Directions for this task
Exactly reproduce the lines that follow.

Records for the task
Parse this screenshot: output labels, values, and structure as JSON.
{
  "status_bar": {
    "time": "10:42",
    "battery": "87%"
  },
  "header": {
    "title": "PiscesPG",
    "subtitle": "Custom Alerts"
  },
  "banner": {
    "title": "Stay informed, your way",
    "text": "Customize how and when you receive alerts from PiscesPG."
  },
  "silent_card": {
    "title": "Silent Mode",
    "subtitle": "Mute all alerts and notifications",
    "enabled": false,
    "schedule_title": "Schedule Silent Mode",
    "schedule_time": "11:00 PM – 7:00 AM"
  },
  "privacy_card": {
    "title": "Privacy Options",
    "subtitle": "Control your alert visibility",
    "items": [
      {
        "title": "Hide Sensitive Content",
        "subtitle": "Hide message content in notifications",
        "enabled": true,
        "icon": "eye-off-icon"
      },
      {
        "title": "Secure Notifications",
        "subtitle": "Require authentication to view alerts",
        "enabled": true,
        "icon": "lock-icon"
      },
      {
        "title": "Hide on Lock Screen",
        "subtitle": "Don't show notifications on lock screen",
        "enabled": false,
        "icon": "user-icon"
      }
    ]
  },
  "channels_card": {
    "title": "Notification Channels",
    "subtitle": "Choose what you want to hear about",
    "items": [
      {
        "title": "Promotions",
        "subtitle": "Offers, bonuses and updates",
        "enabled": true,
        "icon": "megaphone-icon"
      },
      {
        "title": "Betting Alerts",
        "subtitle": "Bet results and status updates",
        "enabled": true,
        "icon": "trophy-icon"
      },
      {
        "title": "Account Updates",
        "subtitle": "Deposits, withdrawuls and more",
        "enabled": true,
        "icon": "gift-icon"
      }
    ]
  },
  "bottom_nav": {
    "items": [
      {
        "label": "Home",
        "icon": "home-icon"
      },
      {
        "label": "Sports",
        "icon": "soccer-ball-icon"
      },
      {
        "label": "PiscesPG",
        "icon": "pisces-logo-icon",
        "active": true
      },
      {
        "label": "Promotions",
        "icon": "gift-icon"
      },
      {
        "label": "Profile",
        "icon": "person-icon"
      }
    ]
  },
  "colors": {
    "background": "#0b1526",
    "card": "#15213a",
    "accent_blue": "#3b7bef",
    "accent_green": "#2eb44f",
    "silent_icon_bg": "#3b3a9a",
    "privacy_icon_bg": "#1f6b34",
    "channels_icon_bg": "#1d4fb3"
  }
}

Worked answer
Parse this screenshot: output labels, values, and structure as JSON.
{
  "status_bar": {
    "time": "10:42",
    "battery": "87%"
  },
  "header": {
    "title": "PiscesPG",
    "subtitle": "Custom Alerts"
  },
  "banner": {
    "title": "Stay informed, your way",
    "text": "Customize how and when you receive alerts from PiscesPG."
  },
  "silent_card": {
    "title": "Silent Mode",
    "subtitle": "Mute all alerts and notifications",
    "enabled": false,
    "schedule_title": "Schedule Silent Mode",
    "schedule_time": "11:00 PM – 7:00 AM"
  },
  "privacy_card": {
    "title": "Privacy Options",
    "subtitle": "Control your alert visibility",
    "items": [
      {
        "title": "Hide Sensitive Content",
        "subtitle": "Hide message content in notifications",
        "enabled": true,
        "icon": "eye-off-icon"
      },
      {
        "title": "Secure Notifications",
        "subtitle": "Require authentication to view alerts",
        "enabled": true,
        "icon": "lock-icon"
      },
      {
        "title": "Hide on Lock Screen",
        "subtitle": "Don't show notifications on lock screen",
        "enabled": false,
        "icon": "user-icon"
      }
    ]
  },
  "channels_card": {
    "title": "Notification Channels",
    "subtitle": "Choose what you want to hear about",
    "items": [
      {
        "title": "Promotions",
        "subtitle": "Offers, bonuses and updates",
        "enabled": true,
        "icon": "megaphone-icon"
      },
      {
        "title": "Betting Alerts",
        "subtitle": "Bet results and status updates",
        "enabled": true,
        "icon": "trophy-icon"
      },
      {
        "title": "Account Updates",
        "subtitle": "Deposits, withdrawuls and more",
        "enabled": true,
        "icon": "gift-icon"
      }
    ]
  },
  "bottom_nav": {
    "items": [
      {
        "label": "Home",
        "icon": "home-icon"
      },
      {
        "label": "Sports",
        "icon": "soccer-ball-icon"
      },
      {
        "label": "PiscesPG",
        "icon": "pisces-logo-icon",
        "active": true
      },
      {
        "label": "Promotions",
        "icon": "gift-icon"
      },
      {
        "label": "Profile",
        "icon": "person-icon"
      }
    ]
  },
  "colors": {
    "background": "#0b1526",
    "card": "#15213a",
    "accent_blue": "#3b7bef",
    "accent_green": "#2eb44f",
    "silent_icon_bg": "#3b3a9a",
    "privacy_icon_bg": "#1f6b34",
    "channels_icon_bg": "#1d4fb3"
  }
}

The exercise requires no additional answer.